• _WORK TO COMPLETE_:
From the listing below, copy every line with the word "производится".

Data excerpts:
****
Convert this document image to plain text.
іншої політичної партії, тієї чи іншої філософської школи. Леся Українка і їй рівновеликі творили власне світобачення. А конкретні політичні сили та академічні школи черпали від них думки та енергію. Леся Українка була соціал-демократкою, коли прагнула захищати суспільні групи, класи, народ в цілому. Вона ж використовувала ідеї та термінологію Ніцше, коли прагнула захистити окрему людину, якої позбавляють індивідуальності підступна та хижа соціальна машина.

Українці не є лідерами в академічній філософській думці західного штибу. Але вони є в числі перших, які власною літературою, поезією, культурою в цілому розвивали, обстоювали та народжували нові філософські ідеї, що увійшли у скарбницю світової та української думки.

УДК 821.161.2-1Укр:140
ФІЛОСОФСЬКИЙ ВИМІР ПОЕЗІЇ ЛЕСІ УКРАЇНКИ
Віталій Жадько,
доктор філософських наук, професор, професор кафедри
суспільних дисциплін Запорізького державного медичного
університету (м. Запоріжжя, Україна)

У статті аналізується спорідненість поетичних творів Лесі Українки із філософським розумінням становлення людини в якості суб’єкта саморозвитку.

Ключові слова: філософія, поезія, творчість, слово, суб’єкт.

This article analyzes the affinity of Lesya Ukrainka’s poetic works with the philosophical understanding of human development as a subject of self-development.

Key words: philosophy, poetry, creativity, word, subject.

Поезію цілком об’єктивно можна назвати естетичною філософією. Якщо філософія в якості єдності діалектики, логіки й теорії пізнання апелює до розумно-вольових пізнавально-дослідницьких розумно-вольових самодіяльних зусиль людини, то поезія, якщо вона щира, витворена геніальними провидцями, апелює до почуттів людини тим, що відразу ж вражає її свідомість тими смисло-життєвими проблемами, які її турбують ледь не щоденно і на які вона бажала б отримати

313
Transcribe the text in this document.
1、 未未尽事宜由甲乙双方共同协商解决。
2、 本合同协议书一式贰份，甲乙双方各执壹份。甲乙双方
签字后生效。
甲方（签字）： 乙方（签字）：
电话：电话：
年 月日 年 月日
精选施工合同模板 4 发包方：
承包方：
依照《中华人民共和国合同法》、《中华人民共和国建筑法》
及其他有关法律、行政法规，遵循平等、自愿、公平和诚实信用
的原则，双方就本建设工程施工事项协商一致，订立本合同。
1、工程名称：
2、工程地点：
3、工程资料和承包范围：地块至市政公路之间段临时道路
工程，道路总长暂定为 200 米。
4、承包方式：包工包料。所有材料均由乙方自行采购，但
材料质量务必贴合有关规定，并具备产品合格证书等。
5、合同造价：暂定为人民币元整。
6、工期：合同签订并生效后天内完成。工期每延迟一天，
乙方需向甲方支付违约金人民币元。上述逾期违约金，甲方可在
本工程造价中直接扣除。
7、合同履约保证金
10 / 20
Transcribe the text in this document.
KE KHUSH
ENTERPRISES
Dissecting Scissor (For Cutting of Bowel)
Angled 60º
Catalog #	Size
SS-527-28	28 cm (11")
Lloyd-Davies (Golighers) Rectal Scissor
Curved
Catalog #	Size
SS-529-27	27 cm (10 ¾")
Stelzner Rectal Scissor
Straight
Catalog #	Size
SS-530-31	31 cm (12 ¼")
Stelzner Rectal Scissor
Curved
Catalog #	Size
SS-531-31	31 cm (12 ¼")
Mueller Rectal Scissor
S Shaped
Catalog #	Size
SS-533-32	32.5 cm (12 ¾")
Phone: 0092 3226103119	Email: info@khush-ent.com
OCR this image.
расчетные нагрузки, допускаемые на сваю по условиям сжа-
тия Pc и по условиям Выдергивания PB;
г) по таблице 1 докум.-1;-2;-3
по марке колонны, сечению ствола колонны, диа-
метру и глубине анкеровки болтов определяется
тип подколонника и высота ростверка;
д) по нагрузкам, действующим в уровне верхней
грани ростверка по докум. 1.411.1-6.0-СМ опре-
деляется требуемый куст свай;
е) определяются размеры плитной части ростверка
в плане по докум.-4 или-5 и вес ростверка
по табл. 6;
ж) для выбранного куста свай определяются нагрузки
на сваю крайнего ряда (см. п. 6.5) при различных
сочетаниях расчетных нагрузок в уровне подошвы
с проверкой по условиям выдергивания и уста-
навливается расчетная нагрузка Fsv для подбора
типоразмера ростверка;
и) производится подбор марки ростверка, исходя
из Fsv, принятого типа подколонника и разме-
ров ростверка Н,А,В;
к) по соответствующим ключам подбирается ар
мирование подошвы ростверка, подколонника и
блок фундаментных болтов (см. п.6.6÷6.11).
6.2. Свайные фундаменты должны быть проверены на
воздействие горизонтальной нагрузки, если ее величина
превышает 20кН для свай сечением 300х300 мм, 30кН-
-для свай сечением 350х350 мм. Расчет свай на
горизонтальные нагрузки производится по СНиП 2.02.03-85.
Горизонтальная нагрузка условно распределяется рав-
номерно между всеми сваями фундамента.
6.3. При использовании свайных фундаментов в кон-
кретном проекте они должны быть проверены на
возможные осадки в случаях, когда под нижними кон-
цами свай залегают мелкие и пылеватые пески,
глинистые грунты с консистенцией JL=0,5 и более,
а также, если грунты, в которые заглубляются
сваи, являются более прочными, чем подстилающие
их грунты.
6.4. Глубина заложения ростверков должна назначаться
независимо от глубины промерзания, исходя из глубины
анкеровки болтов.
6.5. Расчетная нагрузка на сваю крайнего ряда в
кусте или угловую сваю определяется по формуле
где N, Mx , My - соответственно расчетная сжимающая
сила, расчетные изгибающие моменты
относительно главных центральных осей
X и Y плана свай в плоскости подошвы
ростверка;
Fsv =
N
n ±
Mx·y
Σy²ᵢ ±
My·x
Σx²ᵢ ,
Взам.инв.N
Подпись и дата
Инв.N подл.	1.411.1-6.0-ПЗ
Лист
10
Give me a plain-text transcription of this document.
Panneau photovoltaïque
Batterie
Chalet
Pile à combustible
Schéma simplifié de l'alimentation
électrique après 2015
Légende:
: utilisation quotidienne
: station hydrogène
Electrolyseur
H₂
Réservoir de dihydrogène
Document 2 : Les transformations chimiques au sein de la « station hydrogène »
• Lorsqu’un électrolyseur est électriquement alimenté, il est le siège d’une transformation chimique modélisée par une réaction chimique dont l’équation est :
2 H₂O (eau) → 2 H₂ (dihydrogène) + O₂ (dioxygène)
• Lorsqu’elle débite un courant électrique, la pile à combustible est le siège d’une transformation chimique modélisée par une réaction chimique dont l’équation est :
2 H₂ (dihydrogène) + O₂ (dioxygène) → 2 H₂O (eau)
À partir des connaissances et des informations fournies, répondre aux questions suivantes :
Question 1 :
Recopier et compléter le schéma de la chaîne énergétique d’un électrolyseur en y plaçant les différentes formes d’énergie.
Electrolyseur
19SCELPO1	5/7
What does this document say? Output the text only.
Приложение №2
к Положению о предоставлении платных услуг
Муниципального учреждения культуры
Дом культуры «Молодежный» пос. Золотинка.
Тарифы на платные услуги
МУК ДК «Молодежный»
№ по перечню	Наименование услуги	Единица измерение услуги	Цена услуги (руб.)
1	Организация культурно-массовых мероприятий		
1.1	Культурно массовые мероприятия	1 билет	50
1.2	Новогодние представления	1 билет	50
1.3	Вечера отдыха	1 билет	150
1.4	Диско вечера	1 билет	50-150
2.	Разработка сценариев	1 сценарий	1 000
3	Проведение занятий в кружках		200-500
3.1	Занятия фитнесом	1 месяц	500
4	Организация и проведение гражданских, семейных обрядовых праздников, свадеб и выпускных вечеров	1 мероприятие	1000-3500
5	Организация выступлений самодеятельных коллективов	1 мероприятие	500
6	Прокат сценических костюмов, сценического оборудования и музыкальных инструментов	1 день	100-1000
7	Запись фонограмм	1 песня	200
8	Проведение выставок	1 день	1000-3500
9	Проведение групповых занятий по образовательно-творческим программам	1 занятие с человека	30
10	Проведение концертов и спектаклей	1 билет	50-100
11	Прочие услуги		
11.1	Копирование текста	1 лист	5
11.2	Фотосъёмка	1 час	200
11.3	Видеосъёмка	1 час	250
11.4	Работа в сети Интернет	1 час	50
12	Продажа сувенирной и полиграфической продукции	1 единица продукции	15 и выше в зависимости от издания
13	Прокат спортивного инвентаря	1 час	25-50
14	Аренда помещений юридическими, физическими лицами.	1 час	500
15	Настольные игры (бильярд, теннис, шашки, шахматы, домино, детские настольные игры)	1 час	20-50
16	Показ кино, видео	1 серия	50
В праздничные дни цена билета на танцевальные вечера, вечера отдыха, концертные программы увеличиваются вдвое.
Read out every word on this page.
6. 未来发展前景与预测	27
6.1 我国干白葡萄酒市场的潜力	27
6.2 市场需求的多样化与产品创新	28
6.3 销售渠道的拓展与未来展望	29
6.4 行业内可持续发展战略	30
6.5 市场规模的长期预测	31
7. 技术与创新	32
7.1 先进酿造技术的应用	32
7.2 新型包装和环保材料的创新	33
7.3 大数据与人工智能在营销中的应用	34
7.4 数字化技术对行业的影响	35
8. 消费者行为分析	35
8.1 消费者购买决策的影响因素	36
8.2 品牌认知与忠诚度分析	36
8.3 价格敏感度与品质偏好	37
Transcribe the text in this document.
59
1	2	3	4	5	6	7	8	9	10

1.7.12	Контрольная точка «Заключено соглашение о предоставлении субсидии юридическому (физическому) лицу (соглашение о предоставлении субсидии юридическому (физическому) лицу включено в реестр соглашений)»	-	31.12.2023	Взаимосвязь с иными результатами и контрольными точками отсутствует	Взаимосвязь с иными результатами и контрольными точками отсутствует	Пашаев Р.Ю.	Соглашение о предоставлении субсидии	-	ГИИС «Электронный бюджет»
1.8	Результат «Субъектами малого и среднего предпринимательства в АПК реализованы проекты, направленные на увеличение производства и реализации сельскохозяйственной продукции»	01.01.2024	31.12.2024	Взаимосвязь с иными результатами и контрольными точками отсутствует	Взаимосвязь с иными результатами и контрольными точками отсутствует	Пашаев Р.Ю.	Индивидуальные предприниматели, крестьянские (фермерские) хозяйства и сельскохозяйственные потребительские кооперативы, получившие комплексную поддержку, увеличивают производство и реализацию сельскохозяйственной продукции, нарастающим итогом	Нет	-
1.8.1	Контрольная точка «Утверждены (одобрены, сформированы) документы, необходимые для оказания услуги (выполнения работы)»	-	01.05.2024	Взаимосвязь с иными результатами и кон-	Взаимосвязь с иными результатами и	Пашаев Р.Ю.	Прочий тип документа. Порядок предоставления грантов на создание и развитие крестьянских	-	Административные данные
****
• _REPLY TO THE TASK_:
и) производится подбор марки ростверка, исходя
горизонтальные нагрузки производится по СНиП 2.02.03-85.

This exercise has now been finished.